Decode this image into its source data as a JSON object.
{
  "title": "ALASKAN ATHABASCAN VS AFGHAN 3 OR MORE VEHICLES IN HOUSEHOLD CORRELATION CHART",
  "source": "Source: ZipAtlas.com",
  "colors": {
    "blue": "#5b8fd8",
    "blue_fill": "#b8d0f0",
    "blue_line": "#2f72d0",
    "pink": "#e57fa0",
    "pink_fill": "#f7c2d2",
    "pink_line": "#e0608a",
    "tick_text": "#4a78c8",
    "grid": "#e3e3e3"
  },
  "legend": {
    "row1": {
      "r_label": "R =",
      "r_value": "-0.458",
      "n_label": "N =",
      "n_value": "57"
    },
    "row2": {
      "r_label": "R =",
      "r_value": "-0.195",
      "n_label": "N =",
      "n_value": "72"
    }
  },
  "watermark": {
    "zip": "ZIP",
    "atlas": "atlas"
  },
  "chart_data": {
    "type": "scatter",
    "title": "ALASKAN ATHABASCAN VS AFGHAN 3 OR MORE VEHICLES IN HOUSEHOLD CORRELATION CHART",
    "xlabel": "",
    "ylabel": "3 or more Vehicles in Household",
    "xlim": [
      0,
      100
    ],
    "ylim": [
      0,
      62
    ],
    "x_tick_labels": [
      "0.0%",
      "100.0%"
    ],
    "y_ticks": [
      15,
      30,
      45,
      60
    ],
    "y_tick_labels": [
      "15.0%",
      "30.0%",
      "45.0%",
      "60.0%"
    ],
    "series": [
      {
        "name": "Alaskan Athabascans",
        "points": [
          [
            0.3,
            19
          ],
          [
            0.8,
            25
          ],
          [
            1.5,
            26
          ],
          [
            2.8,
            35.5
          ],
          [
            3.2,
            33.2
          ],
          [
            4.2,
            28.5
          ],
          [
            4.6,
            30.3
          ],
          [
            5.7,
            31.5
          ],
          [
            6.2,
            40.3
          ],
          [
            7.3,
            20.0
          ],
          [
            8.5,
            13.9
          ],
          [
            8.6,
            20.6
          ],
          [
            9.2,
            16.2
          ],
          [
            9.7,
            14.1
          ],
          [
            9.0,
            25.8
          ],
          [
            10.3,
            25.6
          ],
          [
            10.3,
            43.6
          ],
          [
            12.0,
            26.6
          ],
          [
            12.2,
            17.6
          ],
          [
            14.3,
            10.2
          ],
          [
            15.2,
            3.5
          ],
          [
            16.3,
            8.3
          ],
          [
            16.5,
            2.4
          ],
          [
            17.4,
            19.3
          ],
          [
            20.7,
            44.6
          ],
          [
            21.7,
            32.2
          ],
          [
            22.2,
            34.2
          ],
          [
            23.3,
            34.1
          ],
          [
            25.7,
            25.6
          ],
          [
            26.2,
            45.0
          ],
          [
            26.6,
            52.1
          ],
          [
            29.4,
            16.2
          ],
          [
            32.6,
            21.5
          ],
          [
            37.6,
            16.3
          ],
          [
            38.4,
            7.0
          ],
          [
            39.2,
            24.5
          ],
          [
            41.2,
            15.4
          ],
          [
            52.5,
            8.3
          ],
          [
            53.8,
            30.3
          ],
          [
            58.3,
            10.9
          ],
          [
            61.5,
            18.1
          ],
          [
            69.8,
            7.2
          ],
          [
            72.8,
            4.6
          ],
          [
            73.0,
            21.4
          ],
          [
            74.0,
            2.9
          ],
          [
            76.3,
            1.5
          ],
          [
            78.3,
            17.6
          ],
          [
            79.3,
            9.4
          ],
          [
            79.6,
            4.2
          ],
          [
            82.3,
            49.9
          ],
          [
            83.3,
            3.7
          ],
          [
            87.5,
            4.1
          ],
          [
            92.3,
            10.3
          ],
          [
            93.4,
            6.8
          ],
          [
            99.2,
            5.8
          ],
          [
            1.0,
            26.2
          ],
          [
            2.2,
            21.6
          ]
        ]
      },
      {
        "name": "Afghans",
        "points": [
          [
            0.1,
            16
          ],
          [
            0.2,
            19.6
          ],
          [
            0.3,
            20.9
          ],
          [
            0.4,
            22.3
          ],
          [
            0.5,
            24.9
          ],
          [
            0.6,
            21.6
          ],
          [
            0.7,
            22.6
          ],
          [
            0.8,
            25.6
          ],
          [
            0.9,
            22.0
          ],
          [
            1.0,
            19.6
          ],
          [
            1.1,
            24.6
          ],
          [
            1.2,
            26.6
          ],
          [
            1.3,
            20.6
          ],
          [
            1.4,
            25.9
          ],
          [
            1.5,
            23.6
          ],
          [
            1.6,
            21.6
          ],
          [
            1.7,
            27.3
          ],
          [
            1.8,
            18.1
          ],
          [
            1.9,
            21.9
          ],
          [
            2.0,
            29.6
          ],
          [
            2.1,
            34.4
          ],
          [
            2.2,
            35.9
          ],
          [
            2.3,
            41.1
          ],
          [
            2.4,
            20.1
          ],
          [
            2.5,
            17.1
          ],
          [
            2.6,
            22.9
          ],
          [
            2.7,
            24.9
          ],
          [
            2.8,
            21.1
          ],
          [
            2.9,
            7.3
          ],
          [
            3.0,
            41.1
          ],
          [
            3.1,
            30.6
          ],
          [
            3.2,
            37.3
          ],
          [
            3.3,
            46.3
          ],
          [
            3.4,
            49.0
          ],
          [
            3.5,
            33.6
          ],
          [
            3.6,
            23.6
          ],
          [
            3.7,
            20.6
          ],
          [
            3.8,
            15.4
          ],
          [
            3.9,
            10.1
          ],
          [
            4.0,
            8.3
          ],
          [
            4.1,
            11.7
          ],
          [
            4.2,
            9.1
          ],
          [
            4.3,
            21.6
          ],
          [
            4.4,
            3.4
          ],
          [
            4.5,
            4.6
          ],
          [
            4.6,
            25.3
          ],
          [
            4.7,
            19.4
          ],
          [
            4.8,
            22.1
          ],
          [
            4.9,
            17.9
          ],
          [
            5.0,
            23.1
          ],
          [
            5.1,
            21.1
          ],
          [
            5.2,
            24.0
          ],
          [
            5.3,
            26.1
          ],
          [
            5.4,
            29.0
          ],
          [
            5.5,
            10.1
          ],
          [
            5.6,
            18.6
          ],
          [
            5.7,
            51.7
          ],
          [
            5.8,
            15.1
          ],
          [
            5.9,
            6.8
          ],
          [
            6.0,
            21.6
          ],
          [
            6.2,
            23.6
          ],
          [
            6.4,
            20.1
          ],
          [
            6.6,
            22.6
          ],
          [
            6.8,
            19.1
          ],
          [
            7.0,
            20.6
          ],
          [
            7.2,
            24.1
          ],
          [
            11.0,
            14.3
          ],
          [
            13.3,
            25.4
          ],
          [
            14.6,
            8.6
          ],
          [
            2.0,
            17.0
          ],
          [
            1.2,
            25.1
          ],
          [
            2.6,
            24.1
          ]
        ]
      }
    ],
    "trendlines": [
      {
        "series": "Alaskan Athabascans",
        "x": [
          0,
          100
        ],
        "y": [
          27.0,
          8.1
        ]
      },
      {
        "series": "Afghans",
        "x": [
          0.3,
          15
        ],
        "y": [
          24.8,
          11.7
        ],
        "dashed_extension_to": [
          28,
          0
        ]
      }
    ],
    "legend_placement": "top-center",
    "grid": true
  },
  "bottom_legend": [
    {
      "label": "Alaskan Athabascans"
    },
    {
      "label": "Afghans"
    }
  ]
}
_ _ _ _
• **WHAT THIS TASK INVOLVES**
Search the data above for the string "CORRELATION" and return every line that has it.

• **SOLUTION FOR THIS EXERCISE**
  "title": "ALASKAN ATHABASCAN VS AFGHAN 3 OR MORE VEHICLES IN HOUSEHOLD CORRELATION CHART",
    "title": "ALASKAN ATHABASCAN VS AFGHAN 3 OR MORE VEHICLES IN HOUSEHOLD CORRELATION CHART",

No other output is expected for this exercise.